Scan the data, and whenever a line contains "this", copy it.

Data entries for graphics:

=== Begin Enclosure ===

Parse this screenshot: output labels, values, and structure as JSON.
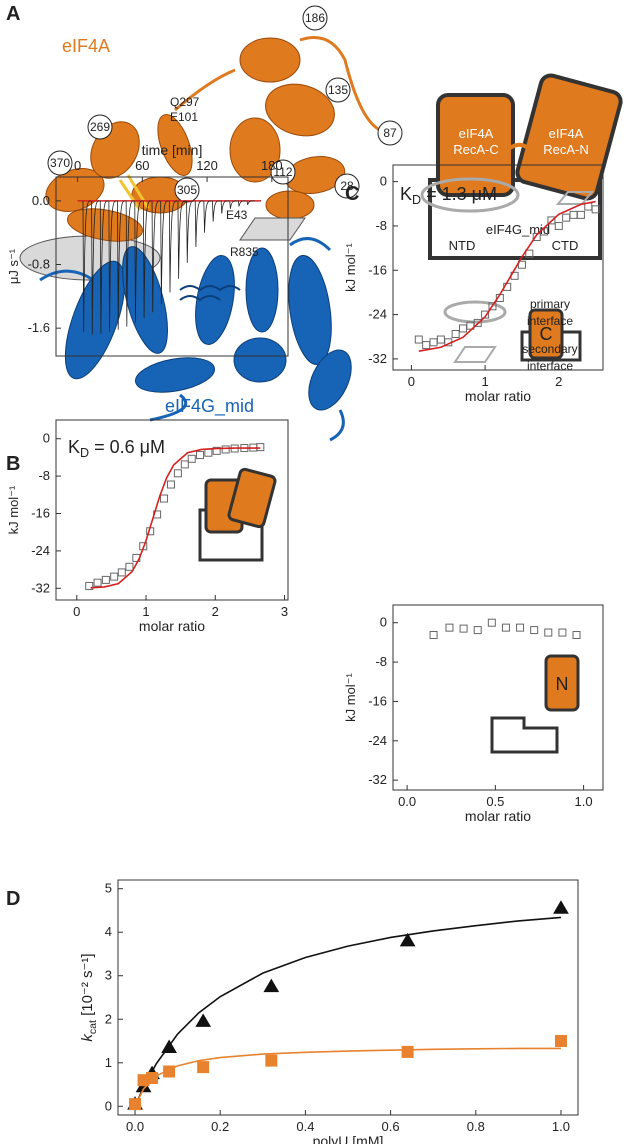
{
  "panel_a": {
    "label": "A",
    "protein_a": "eIF4A",
    "protein_g": "eIF4G_mid",
    "circled_residues": [
      "186",
      "135",
      "87",
      "269",
      "370",
      "305",
      "112",
      "28"
    ],
    "residue_labels": [
      "Q297",
      "E101",
      "E43",
      "R835"
    ],
    "schematic": {
      "recA_c": [
        "eIF4A",
        "RecA-C"
      ],
      "recA_n": [
        "eIF4A",
        "RecA-N"
      ],
      "domain": "eIF4G_mid",
      "ntd": "NTD",
      "ctd": "CTD"
    },
    "legend": [
      [
        "primary",
        "interface"
      ],
      [
        "secondary",
        "interface"
      ]
    ]
  },
  "chart_data": [
    {
      "type": "itc",
      "panel": "B",
      "xlabel": "time [min]",
      "xaxis": "top",
      "ylabel": "μJ s⁻¹",
      "xlim": [
        -20,
        195
      ],
      "xticks": [
        0,
        60,
        120,
        180
      ],
      "ylim": [
        -1.95,
        0.3
      ],
      "yticks": [
        {
          "value": 0,
          "label": "0.0"
        },
        -0.8,
        -1.6
      ],
      "series": [
        {
          "style": "line",
          "color": "#d62020",
          "x": [
            0,
            170
          ],
          "values": [
            0,
            0
          ]
        },
        {
          "style": "spike",
          "color": "#222222",
          "x": [
            5,
            13,
            21,
            29,
            37,
            45,
            53,
            61,
            69,
            77,
            85,
            93,
            101,
            109,
            117,
            125,
            133,
            141,
            149,
            157
          ],
          "values": [
            -1.65,
            -1.68,
            -1.67,
            -1.65,
            -1.62,
            -1.58,
            -1.53,
            -1.47,
            -1.4,
            -1.3,
            -1.15,
            -0.98,
            -0.78,
            -0.58,
            -0.4,
            -0.26,
            -0.16,
            -0.1,
            -0.07,
            -0.05
          ]
        }
      ]
    },
    {
      "type": "scatter",
      "xlabel": "molar ratio",
      "ylabel": "kJ mol⁻¹",
      "annotation": {
        "symbol": "K",
        "subscript": "D",
        "text": " = 0.6 μM"
      },
      "xlim": [
        -0.3,
        3.05
      ],
      "xticks": [
        0,
        1,
        2,
        3
      ],
      "ylim": [
        -34.5,
        4
      ],
      "yticks": [
        0,
        -8,
        -16,
        -24,
        -32
      ],
      "series": [
        {
          "style": "square",
          "filled": false,
          "color": "#666666",
          "x": [
            0.18,
            0.3,
            0.42,
            0.54,
            0.65,
            0.76,
            0.86,
            0.96,
            1.06,
            1.16,
            1.26,
            1.36,
            1.46,
            1.56,
            1.66,
            1.78,
            1.9,
            2.02,
            2.15,
            2.28,
            2.42,
            2.55,
            2.65
          ],
          "values": [
            -31.5,
            -30.8,
            -30.2,
            -29.5,
            -28.6,
            -27.4,
            -25.5,
            -23,
            -19.8,
            -16.2,
            -12.8,
            -9.8,
            -7.4,
            -5.5,
            -4.3,
            -3.5,
            -3,
            -2.6,
            -2.3,
            -2.1,
            -2,
            -1.9,
            -1.8
          ]
        },
        {
          "style": "line",
          "color": "#d62020",
          "x": [
            0.2,
            0.4,
            0.6,
            0.8,
            0.9,
            1,
            1.1,
            1.2,
            1.3,
            1.4,
            1.6,
            1.8,
            2,
            2.3,
            2.65
          ],
          "values": [
            -31.9,
            -31.7,
            -31,
            -28.4,
            -25.7,
            -21.8,
            -17,
            -12.2,
            -8.3,
            -5.6,
            -3,
            -2.3,
            -2.1,
            -2,
            -2
          ]
        }
      ]
    },
    {
      "type": "scatter",
      "panel": "C",
      "xlabel": "molar ratio",
      "ylabel": "kJ mol⁻¹",
      "annotation": {
        "symbol": "K",
        "subscript": "D",
        "text": " = 1.3 μM"
      },
      "inset_label": "C",
      "xlim": [
        -0.25,
        2.6
      ],
      "xticks": [
        0,
        1,
        2
      ],
      "ylim": [
        -34,
        3
      ],
      "yticks": [
        0,
        -8,
        -16,
        -24,
        -32
      ],
      "series": [
        {
          "style": "square",
          "filled": false,
          "color": "#666666",
          "x": [
            0.1,
            0.2,
            0.3,
            0.4,
            0.5,
            0.6,
            0.7,
            0.8,
            0.9,
            1,
            1.1,
            1.2,
            1.3,
            1.4,
            1.5,
            1.6,
            1.7,
            1.8,
            1.9,
            2,
            2.1,
            2.2,
            2.3,
            2.4,
            2.5
          ],
          "values": [
            -28.5,
            -29.5,
            -29,
            -28.5,
            -29,
            -27.5,
            -26.5,
            -26,
            -25.5,
            -24,
            -22.5,
            -21,
            -19,
            -17,
            -15,
            -13,
            -10,
            -9,
            -7,
            -8,
            -6.5,
            -6,
            -6,
            -4.5,
            -5
          ]
        },
        {
          "style": "line",
          "color": "#d62020",
          "x": [
            0.1,
            0.4,
            0.7,
            1,
            1.2,
            1.35,
            1.5,
            1.7,
            2,
            2.3,
            2.5
          ],
          "values": [
            -30.6,
            -29.9,
            -28.1,
            -24.4,
            -20.4,
            -17,
            -13.6,
            -9.6,
            -5.9,
            -4.1,
            -3.6
          ]
        }
      ]
    },
    {
      "type": "scatter",
      "xlabel": "molar ratio",
      "ylabel": "kJ mol⁻¹",
      "inset_label": "N",
      "xlim": [
        -0.08,
        1.11
      ],
      "xticks": [
        {
          "value": 0,
          "label": "0.0"
        },
        0.5,
        {
          "value": 1,
          "label": "1.0"
        }
      ],
      "ylim": [
        -34,
        3.6
      ],
      "yticks": [
        0,
        -8,
        -16,
        -24,
        -32
      ],
      "series": [
        {
          "style": "square",
          "filled": false,
          "color": "#666666",
          "x": [
            0.15,
            0.24,
            0.32,
            0.4,
            0.48,
            0.56,
            0.64,
            0.72,
            0.8,
            0.88,
            0.96
          ],
          "values": [
            -2.5,
            -1,
            -1.2,
            -1.5,
            0,
            -1,
            -1,
            -1.5,
            -2,
            -2,
            -2.5
          ]
        }
      ]
    },
    {
      "type": "scatter",
      "panel": "D",
      "xlabel": "polyU [mM]",
      "ylabel": {
        "symbol": "k",
        "subscript": "cat",
        "text": " [10⁻² s⁻¹]"
      },
      "xlim": [
        -0.04,
        1.04
      ],
      "xticks": [
        {
          "value": 0,
          "label": "0.0"
        },
        0.2,
        0.4,
        0.6,
        0.8,
        {
          "value": 1,
          "label": "1.0"
        }
      ],
      "ylim": [
        -0.2,
        5.2
      ],
      "yticks": [
        0,
        1,
        2,
        3,
        4,
        5
      ],
      "series": [
        {
          "style": "line",
          "color": "#111111",
          "x": [
            0,
            0.02,
            0.05,
            0.1,
            0.15,
            0.2,
            0.3,
            0.4,
            0.5,
            0.6,
            0.7,
            0.8,
            0.9,
            1
          ],
          "values": [
            0,
            0.44,
            0.98,
            1.66,
            2.15,
            2.52,
            3.06,
            3.42,
            3.68,
            3.88,
            4.03,
            4.15,
            4.26,
            4.34
          ]
        },
        {
          "style": "triangle",
          "filled": true,
          "color": "#111111",
          "x": [
            0,
            0.02,
            0.04,
            0.08,
            0.16,
            0.32,
            0.64,
            1
          ],
          "values": [
            0.05,
            0.45,
            0.75,
            1.35,
            1.95,
            2.75,
            3.8,
            4.55
          ]
        },
        {
          "style": "line",
          "color": "#e8822e",
          "x": [
            0,
            0.02,
            0.05,
            0.1,
            0.15,
            0.2,
            0.3,
            0.4,
            0.5,
            0.6,
            0.7,
            0.8,
            0.9,
            1
          ],
          "values": [
            0,
            0.4,
            0.7,
            0.93,
            1.05,
            1.12,
            1.2,
            1.24,
            1.27,
            1.29,
            1.31,
            1.32,
            1.33,
            1.33
          ]
        },
        {
          "style": "square",
          "filled": true,
          "color": "#e8822e",
          "x": [
            0,
            0.02,
            0.04,
            0.08,
            0.16,
            0.32,
            0.64,
            1
          ],
          "values": [
            0.05,
            0.6,
            0.65,
            0.8,
            0.9,
            1.05,
            1.25,
            1.5
          ]
        }
      ]
    }
  ]
}
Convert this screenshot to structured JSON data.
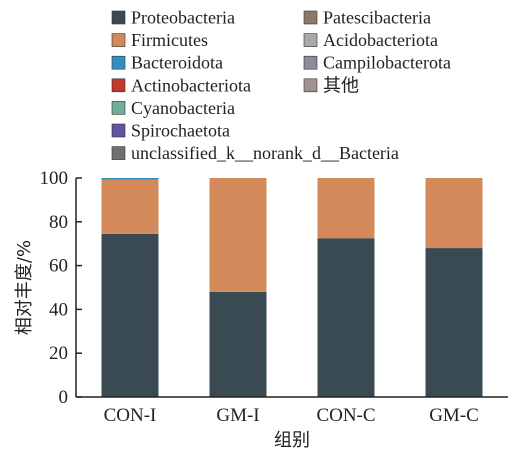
{
  "chart_data": {
    "type": "bar",
    "stacked": true,
    "xlabel": "组别",
    "ylabel": "相对丰度/%",
    "ylim": [
      0,
      100
    ],
    "yticks": [
      0,
      20,
      40,
      60,
      80,
      100
    ],
    "grid": false,
    "legend_position": "top",
    "categories": [
      "CON-I",
      "GM-I",
      "CON-C",
      "GM-C"
    ],
    "series": [
      {
        "name": "Proteobacteria",
        "color": "#3a4a52",
        "values": [
          74.5,
          48.0,
          72.5,
          68.0
        ]
      },
      {
        "name": "Firmicutes",
        "color": "#d4895a",
        "values": [
          24.8,
          52.0,
          27.5,
          32.0
        ]
      },
      {
        "name": "Bacteroidota",
        "color": "#2f8fbf",
        "values": [
          0.7,
          0.0,
          0.0,
          0.0
        ]
      },
      {
        "name": "Actinobacteriota",
        "color": "#c0392b",
        "values": [
          0,
          0,
          0,
          0
        ]
      },
      {
        "name": "Cyanobacteria",
        "color": "#6fae9a",
        "values": [
          0,
          0,
          0,
          0
        ]
      },
      {
        "name": "Spirochaetota",
        "color": "#5f55a0",
        "values": [
          0,
          0,
          0,
          0
        ]
      },
      {
        "name": "unclassified_k__norank_d__Bacteria",
        "color": "#707070",
        "values": [
          0,
          0,
          0,
          0
        ]
      },
      {
        "name": "Patescibacteria",
        "color": "#8c7a66",
        "values": [
          0,
          0,
          0,
          0
        ]
      },
      {
        "name": "Acidobacteriota",
        "color": "#a9a9a9",
        "values": [
          0,
          0,
          0,
          0
        ]
      },
      {
        "name": "Campilobacterota",
        "color": "#8e8a96",
        "values": [
          0,
          0,
          0,
          0
        ]
      },
      {
        "name": "其他",
        "color": "#a09390",
        "values": [
          0,
          0,
          0,
          0
        ]
      }
    ]
  }
}
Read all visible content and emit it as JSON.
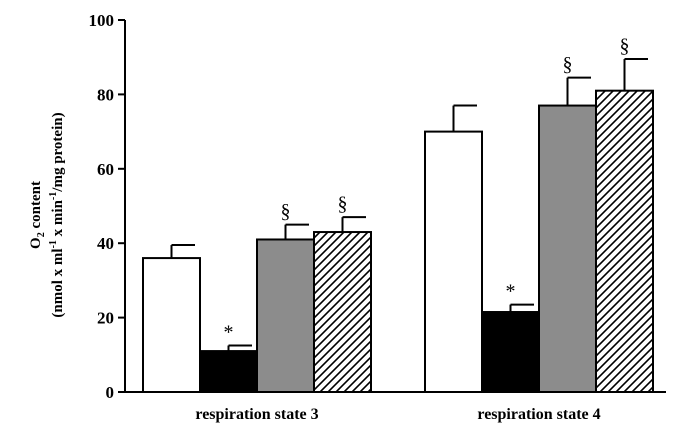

=== End Enclosure ===

Problem solution:
Parse this screenshot: output labels, values, and structure as JSON.
Convert this screenshot to structured JSON data.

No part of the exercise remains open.